--- Records for this exercise ---

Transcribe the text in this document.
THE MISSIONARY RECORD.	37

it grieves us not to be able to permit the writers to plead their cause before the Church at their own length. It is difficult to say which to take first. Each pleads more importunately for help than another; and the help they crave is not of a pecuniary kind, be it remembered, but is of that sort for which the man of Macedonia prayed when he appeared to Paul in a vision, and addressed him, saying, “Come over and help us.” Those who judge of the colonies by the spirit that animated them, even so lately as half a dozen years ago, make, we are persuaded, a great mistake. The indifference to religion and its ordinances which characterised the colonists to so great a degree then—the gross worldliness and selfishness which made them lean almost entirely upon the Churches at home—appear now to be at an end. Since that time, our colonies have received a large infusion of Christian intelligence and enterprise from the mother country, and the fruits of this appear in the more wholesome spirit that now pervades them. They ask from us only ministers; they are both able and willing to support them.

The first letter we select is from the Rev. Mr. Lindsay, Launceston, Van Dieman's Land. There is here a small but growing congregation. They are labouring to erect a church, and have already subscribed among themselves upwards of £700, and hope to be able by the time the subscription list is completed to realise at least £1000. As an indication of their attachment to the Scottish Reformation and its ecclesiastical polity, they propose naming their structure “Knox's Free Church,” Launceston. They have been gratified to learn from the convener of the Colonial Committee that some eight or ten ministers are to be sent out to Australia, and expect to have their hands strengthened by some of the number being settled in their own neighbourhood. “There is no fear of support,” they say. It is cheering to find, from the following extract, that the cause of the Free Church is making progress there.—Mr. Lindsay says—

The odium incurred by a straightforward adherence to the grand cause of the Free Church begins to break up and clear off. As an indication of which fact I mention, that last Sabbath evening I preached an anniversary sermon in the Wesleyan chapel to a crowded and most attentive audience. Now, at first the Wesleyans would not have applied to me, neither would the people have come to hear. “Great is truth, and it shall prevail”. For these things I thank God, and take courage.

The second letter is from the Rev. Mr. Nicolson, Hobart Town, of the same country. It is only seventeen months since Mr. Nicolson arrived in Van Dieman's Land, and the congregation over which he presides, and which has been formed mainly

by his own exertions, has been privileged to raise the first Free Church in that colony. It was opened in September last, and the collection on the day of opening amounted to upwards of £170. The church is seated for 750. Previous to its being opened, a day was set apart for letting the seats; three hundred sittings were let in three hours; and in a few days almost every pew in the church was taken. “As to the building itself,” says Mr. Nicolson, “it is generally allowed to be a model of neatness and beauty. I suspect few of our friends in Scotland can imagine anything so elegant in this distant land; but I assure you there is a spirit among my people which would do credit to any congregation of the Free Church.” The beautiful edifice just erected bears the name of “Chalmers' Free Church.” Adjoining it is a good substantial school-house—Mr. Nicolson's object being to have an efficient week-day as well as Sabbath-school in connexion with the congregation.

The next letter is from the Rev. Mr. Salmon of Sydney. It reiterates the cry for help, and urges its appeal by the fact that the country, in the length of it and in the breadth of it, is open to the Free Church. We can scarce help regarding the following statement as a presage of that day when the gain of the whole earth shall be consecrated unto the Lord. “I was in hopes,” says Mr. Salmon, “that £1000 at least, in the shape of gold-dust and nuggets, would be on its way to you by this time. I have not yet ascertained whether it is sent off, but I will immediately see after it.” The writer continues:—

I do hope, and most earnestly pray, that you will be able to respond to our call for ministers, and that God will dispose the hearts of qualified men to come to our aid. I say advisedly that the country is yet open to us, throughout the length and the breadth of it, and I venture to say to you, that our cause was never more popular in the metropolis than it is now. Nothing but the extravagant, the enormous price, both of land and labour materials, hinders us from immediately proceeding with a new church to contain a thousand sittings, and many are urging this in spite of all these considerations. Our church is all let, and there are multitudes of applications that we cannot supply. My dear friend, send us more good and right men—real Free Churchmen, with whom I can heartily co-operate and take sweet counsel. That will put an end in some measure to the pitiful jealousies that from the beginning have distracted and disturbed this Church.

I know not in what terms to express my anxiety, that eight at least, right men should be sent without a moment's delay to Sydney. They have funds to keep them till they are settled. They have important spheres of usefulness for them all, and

---

The request – Transcribe all of the material exactly. Omit nothing.

Output of the task –
Transcribe the text in this document.
THE MISSIONARY RECORD.	37

it grieves us not to be able to permit the writers to plead their cause before the Church at their own length. It is difficult to say which to take first. Each pleads more importunately for help than another; and the help they crave is not of a pecuniary kind, be it remembered, but is of that sort for which the man of Macedonia prayed when he appeared to Paul in a vision, and addressed him, saying, “Come over and help us.” Those who judge of the colonies by the spirit that animated them, even so lately as half a dozen years ago, make, we are persuaded, a great mistake. The indifference to religion and its ordinances which characterised the colonists to so great a degree then—the gross worldliness and selfishness which made them lean almost entirely upon the Churches at home—appear now to be at an end. Since that time, our colonies have received a large infusion of Christian intelligence and enterprise from the mother country, and the fruits of this appear in the more wholesome spirit that now pervades them. They ask from us only ministers; they are both able and willing to support them.

The first letter we select is from the Rev. Mr. Lindsay, Launceston, Van Dieman's Land. There is here a small but growing congregation. They are labouring to erect a church, and have already subscribed among themselves upwards of £700, and hope to be able by the time the subscription list is completed to realise at least £1000. As an indication of their attachment to the Scottish Reformation and its ecclesiastical polity, they propose naming their structure “Knox's Free Church,” Launceston. They have been gratified to learn from the convener of the Colonial Committee that some eight or ten ministers are to be sent out to Australia, and expect to have their hands strengthened by some of the number being settled in their own neighbourhood. “There is no fear of support,” they say. It is cheering to find, from the following extract, that the cause of the Free Church is making progress there.—Mr. Lindsay says—

The odium incurred by a straightforward adherence to the grand cause of the Free Church begins to break up and clear off. As an indication of which fact I mention, that last Sabbath evening I preached an anniversary sermon in the Wesleyan chapel to a crowded and most attentive audience. Now, at first the Wesleyans would not have applied to me, neither would the people have come to hear. “Great is truth, and it shall prevail”. For these things I thank God, and take courage.

The second letter is from the Rev. Mr. Nicolson, Hobart Town, of the same country. It is only seventeen months since Mr. Nicolson arrived in Van Dieman's Land, and the congregation over which he presides, and which has been formed mainly

by his own exertions, has been privileged to raise the first Free Church in that colony. It was opened in September last, and the collection on the day of opening amounted to upwards of £170. The church is seated for 750. Previous to its being opened, a day was set apart for letting the seats; three hundred sittings were let in three hours; and in a few days almost every pew in the church was taken. “As to the building itself,” says Mr. Nicolson, “it is generally allowed to be a model of neatness and beauty. I suspect few of our friends in Scotland can imagine anything so elegant in this distant land; but I assure you there is a spirit among my people which would do credit to any congregation of the Free Church.” The beautiful edifice just erected bears the name of “Chalmers' Free Church.” Adjoining it is a good substantial school-house—Mr. Nicolson's object being to have an efficient week-day as well as Sabbath-school in connexion with the congregation.

The next letter is from the Rev. Mr. Salmon of Sydney. It reiterates the cry for help, and urges its appeal by the fact that the country, in the length of it and in the breadth of it, is open to the Free Church. We can scarce help regarding the following statement as a presage of that day when the gain of the whole earth shall be consecrated unto the Lord. “I was in hopes,” says Mr. Salmon, “that £1000 at least, in the shape of gold-dust and nuggets, would be on its way to you by this time. I have not yet ascertained whether it is sent off, but I will immediately see after it.” The writer continues:—

I do hope, and most earnestly pray, that you will be able to respond to our call for ministers, and that God will dispose the hearts of qualified men to come to our aid. I say advisedly that the country is yet open to us, throughout the length and the breadth of it, and I venture to say to you, that our cause was never more popular in the metropolis than it is now. Nothing but the extravagant, the enormous price, both of land and labour materials, hinders us from immediately proceeding with a new church to contain a thousand sittings, and many are urging this in spite of all these considerations. Our church is all let, and there are multitudes of applications that we cannot supply. My dear friend, send us more good and right men—real Free Churchmen, with whom I can heartily co-operate and take sweet counsel. That will put an end in some measure to the pitiful jealousies that from the beginning have distracted and disturbed this Church.

I know not in what terms to express my anxiety, that eight at least, right men should be sent without a moment's delay to Sydney. They have funds to keep them till they are settled. They have important spheres of usefulness for them all, and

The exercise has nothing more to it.